--- DIRECTIONS ---
Single out the lines that include the word "Median". Copy them.

- - - -

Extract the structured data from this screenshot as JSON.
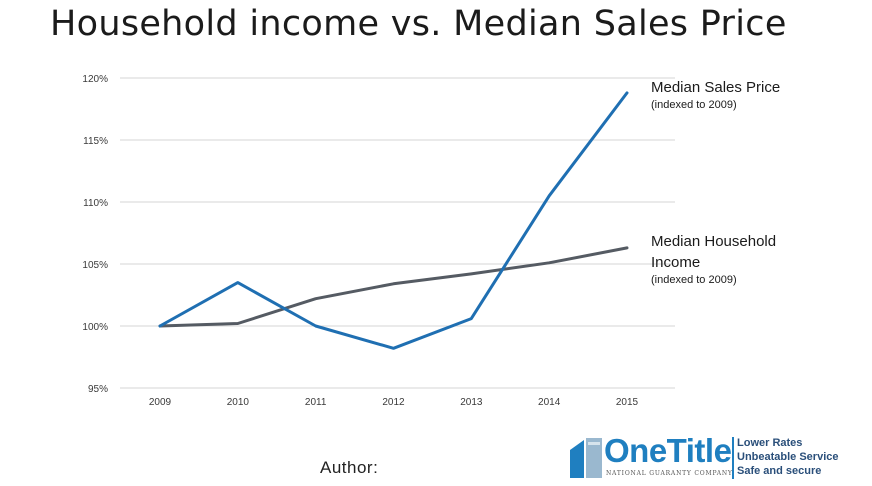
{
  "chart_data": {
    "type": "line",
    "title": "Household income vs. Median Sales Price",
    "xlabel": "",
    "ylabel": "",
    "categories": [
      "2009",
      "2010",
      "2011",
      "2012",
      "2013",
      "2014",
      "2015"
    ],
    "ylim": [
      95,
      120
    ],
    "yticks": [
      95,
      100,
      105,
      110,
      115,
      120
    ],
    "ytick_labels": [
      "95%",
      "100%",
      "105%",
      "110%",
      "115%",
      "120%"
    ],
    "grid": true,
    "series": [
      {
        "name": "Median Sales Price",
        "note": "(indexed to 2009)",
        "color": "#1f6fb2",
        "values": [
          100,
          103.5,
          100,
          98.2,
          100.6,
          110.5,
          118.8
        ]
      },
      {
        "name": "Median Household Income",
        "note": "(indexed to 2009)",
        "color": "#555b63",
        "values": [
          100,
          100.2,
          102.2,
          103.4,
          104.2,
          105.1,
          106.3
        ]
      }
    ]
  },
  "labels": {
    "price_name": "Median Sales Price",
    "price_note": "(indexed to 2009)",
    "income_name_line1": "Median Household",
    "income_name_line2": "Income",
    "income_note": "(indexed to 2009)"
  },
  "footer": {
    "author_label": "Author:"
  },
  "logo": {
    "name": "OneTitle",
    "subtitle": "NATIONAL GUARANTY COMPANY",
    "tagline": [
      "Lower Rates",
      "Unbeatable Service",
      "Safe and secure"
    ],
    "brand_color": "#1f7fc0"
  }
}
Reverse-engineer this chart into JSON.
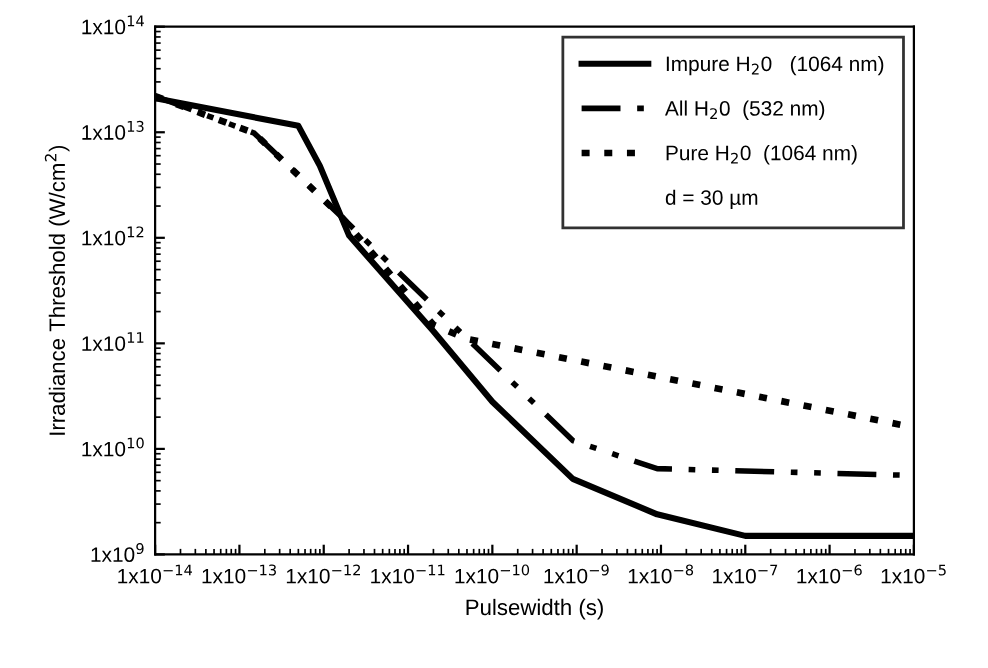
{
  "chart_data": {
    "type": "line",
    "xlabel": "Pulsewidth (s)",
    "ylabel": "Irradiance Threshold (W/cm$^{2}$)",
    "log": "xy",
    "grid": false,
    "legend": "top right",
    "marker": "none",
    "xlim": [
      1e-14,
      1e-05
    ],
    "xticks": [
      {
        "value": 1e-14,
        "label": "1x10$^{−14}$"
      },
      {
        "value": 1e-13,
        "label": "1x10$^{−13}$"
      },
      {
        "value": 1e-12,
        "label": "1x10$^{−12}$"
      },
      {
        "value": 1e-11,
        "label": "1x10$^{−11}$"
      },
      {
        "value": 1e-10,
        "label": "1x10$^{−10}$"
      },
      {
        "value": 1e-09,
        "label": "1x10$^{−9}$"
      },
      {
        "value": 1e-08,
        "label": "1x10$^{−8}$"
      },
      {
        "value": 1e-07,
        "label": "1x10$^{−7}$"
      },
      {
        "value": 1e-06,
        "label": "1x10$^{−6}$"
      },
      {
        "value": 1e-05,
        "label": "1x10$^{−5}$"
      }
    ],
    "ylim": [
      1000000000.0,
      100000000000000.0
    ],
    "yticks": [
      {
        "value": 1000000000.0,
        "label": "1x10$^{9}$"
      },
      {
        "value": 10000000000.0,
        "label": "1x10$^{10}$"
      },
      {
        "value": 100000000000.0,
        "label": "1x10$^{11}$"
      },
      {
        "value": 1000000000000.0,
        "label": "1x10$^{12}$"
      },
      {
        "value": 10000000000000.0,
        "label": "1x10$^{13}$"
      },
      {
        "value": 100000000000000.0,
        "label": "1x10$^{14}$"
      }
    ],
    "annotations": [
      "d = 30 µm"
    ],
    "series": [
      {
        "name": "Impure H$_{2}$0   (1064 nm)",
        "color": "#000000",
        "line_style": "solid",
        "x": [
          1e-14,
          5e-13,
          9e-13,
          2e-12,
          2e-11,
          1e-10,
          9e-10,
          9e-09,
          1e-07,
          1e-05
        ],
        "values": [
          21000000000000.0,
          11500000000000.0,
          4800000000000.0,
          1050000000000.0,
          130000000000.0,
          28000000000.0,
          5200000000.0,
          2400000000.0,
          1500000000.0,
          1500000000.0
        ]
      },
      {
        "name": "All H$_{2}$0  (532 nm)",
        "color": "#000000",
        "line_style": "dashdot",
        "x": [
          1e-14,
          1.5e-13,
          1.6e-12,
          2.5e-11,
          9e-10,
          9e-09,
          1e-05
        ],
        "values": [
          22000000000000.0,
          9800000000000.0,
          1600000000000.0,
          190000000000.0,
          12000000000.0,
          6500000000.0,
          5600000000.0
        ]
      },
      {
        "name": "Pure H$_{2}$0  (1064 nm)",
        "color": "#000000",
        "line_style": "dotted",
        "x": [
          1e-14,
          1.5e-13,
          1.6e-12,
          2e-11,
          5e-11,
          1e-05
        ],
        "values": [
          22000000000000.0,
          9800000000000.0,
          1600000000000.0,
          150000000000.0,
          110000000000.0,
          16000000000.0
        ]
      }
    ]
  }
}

- - - -

--- FULL OUTPUT ---
    "title": "Household income vs. Median Sales Price",
        "name": "Median Sales Price",
        "name": "Median Household Income",
    "price_name": "Median Sales Price",
    "income_name_line1": "Median Household",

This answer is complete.